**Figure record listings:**
>> start
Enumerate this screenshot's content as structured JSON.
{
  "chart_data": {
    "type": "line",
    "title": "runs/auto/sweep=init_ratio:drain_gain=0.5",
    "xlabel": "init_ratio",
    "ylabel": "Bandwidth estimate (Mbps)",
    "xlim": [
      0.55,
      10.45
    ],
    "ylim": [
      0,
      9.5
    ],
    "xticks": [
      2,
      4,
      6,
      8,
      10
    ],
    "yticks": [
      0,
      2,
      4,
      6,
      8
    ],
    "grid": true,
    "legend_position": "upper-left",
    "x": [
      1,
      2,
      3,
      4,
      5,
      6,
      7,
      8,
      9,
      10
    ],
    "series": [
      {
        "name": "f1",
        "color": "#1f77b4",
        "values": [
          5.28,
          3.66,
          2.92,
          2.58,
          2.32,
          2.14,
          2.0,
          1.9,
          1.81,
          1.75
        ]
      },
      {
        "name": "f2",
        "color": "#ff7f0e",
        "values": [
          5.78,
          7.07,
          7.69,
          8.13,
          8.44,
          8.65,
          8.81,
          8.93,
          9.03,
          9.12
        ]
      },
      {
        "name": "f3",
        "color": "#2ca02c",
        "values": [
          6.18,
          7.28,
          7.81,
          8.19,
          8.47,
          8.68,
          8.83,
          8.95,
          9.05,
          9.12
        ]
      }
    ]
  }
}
>> end
**Task brief:**
In the records above, find each line that holds the word "color"; copy all such lines.

**Result of this exercise:**
        "color": "#1f77b4",
        "color": "#ff7f0e",
        "color": "#2ca02c",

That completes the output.